#### Provided records
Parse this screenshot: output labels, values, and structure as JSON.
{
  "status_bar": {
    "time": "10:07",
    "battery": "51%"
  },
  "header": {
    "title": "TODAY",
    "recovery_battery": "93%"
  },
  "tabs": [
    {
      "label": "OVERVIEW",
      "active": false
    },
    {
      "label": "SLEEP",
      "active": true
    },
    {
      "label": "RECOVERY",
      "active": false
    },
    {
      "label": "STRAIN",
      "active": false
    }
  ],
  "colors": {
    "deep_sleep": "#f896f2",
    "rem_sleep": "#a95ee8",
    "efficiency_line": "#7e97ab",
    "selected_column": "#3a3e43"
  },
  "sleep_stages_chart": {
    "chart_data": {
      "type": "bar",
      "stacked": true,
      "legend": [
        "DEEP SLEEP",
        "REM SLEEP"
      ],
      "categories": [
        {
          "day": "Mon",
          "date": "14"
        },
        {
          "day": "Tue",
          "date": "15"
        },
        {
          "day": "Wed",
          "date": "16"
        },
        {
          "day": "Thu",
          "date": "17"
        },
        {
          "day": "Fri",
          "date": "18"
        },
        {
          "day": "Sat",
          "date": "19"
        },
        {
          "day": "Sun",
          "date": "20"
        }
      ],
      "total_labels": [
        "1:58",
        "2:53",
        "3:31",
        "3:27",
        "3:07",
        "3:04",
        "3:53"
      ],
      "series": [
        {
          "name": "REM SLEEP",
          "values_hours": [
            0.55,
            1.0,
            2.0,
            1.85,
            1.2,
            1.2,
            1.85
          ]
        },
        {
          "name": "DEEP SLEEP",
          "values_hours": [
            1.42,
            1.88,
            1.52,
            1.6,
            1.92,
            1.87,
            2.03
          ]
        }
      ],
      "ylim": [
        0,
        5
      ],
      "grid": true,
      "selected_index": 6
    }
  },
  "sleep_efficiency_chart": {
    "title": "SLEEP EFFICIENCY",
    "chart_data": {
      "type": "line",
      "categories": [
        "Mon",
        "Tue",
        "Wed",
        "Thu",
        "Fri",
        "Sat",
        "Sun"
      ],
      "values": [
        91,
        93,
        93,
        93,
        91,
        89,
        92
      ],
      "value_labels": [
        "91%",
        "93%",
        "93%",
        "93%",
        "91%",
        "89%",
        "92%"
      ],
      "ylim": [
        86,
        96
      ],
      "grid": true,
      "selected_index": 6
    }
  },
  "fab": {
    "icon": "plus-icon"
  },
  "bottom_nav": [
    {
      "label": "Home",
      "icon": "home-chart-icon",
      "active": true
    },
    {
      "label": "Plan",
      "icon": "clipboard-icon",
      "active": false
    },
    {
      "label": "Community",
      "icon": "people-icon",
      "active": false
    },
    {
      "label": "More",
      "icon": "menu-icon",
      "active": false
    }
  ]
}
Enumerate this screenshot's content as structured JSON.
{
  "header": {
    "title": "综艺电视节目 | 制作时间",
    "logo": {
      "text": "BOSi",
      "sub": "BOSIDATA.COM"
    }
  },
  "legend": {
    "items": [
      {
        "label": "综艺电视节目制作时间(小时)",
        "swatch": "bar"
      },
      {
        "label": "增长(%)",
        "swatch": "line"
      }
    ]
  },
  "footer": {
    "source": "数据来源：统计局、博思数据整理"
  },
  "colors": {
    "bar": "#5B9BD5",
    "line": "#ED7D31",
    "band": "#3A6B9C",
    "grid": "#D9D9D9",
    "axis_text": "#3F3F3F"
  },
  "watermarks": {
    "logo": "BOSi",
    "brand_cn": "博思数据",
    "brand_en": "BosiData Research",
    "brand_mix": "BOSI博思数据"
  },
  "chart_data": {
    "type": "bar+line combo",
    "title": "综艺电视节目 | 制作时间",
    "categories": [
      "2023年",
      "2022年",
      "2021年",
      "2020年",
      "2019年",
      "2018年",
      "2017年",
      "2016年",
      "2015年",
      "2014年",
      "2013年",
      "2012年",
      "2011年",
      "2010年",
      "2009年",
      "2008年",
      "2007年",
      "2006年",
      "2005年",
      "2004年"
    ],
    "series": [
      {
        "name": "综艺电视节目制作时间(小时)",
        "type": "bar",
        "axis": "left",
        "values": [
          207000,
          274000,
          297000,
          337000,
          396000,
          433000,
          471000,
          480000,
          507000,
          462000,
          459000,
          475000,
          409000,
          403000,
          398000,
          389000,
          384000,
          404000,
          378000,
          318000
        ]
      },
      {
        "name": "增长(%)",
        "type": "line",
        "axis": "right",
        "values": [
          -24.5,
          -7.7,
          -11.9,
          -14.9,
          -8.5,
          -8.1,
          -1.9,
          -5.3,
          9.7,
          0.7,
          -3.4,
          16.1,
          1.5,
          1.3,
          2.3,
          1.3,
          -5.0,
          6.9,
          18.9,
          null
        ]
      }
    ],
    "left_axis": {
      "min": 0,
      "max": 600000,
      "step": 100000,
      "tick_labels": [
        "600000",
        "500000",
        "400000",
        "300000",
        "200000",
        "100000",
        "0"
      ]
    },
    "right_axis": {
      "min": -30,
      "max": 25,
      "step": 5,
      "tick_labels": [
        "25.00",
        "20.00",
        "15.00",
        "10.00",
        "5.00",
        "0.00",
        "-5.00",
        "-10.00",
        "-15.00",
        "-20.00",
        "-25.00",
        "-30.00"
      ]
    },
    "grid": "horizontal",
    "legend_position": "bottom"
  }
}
########
- Aim
Extract the complete data, matching each line exactly.

- Finished exercise
Parse this screenshot: output labels, values, and structure as JSON.
{
  "status_bar": {
    "time": "10:07",
    "battery": "51%"
  },
  "header": {
    "title": "TODAY",
    "recovery_battery": "93%"
  },
  "tabs": [
    {
      "label": "OVERVIEW",
      "active": false
    },
    {
      "label": "SLEEP",
      "active": true
    },
    {
      "label": "RECOVERY",
      "active": false
    },
    {
      "label": "STRAIN",
      "active": false
    }
  ],
  "colors": {
    "deep_sleep": "#f896f2",
    "rem_sleep": "#a95ee8",
    "efficiency_line": "#7e97ab",
    "selected_column": "#3a3e43"
  },
  "sleep_stages_chart": {
    "chart_data": {
      "type": "bar",
      "stacked": true,
      "legend": [
        "DEEP SLEEP",
        "REM SLEEP"
      ],
      "categories": [
        {
          "day": "Mon",
          "date": "14"
        },
        {
          "day": "Tue",
          "date": "15"
        },
        {
          "day": "Wed",
          "date": "16"
        },
        {
          "day": "Thu",
          "date": "17"
        },
        {
          "day": "Fri",
          "date": "18"
        },
        {
          "day": "Sat",
          "date": "19"
        },
        {
          "day": "Sun",
          "date": "20"
        }
      ],
      "total_labels": [
        "1:58",
        "2:53",
        "3:31",
        "3:27",
        "3:07",
        "3:04",
        "3:53"
      ],
      "series": [
        {
          "name": "REM SLEEP",
          "values_hours": [
            0.55,
            1.0,
            2.0,
            1.85,
            1.2,
            1.2,
            1.85
          ]
        },
        {
          "name": "DEEP SLEEP",
          "values_hours": [
            1.42,
            1.88,
            1.52,
            1.6,
            1.92,
            1.87,
            2.03
          ]
        }
      ],
      "ylim": [
        0,
        5
      ],
      "grid": true,
      "selected_index": 6
    }
  },
  "sleep_efficiency_chart": {
    "title": "SLEEP EFFICIENCY",
    "chart_data": {
      "type": "line",
      "categories": [
        "Mon",
        "Tue",
        "Wed",
        "Thu",
        "Fri",
        "Sat",
        "Sun"
      ],
      "values": [
        91,
        93,
        93,
        93,
        91,
        89,
        92
      ],
      "value_labels": [
        "91%",
        "93%",
        "93%",
        "93%",
        "91%",
        "89%",
        "92%"
      ],
      "ylim": [
        86,
        96
      ],
      "grid": true,
      "selected_index": 6
    }
  },
  "fab": {
    "icon": "plus-icon"
  },
  "bottom_nav": [
    {
      "label": "Home",
      "icon": "home-chart-icon",
      "active": true
    },
    {
      "label": "Plan",
      "icon": "clipboard-icon",
      "active": false
    },
    {
      "label": "Community",
      "icon": "people-icon",
      "active": false
    },
    {
      "label": "More",
      "icon": "menu-icon",
      "active": false
    }
  ]
}
Enumerate this screenshot's content as structured JSON.
{
  "header": {
    "title": "综艺电视节目 | 制作时间",
    "logo": {
      "text": "BOSi",
      "sub": "BOSIDATA.COM"
    }
  },
  "legend": {
    "items": [
      {
        "label": "综艺电视节目制作时间(小时)",
        "swatch": "bar"
      },
      {
        "label": "增长(%)",
        "swatch": "line"
      }
    ]
  },
  "footer": {
    "source": "数据来源：统计局、博思数据整理"
  },
  "colors": {
    "bar": "#5B9BD5",
    "line": "#ED7D31",
    "band": "#3A6B9C",
    "grid": "#D9D9D9",
    "axis_text": "#3F3F3F"
  },
  "watermarks": {
    "logo": "BOSi",
    "brand_cn": "博思数据",
    "brand_en": "BosiData Research",
    "brand_mix": "BOSI博思数据"
  },
  "chart_data": {
    "type": "bar+line combo",
    "title": "综艺电视节目 | 制作时间",
    "categories": [
      "2023年",
      "2022年",
      "2021年",
      "2020年",
      "2019年",
      "2018年",
      "2017年",
      "2016年",
      "2015年",
      "2014年",
      "2013年",
      "2012年",
      "2011年",
      "2010年",
      "2009年",
      "2008年",
      "2007年",
      "2006年",
      "2005年",
      "2004年"
    ],
    "series": [
      {
        "name": "综艺电视节目制作时间(小时)",
        "type": "bar",
        "axis": "left",
        "values": [
          207000,
          274000,
          297000,
          337000,
          396000,
          433000,
          471000,
          480000,
          507000,
          462000,
          459000,
          475000,
          409000,
          403000,
          398000,
          389000,
          384000,
          404000,
          378000,
          318000
        ]
      },
      {
        "name": "增长(%)",
        "type": "line",
        "axis": "right",
        "values": [
          -24.5,
          -7.7,
          -11.9,
          -14.9,
          -8.5,
          -8.1,
          -1.9,
          -5.3,
          9.7,
          0.7,
          -3.4,
          16.1,
          1.5,
          1.3,
          2.3,
          1.3,
          -5.0,
          6.9,
          18.9,
          null
        ]
      }
    ],
    "left_axis": {
      "min": 0,
      "max": 600000,
      "step": 100000,
      "tick_labels": [
        "600000",
        "500000",
        "400000",
        "300000",
        "200000",
        "100000",
        "0"
      ]
    },
    "right_axis": {
      "min": -30,
      "max": 25,
      "step": 5,
      "tick_labels": [
        "25.00",
        "20.00",
        "15.00",
        "10.00",
        "5.00",
        "0.00",
        "-5.00",
        "-10.00",
        "-15.00",
        "-20.00",
        "-25.00",
        "-30.00"
      ]
    },
    "grid": "horizontal",
    "legend_position": "bottom"
  }
}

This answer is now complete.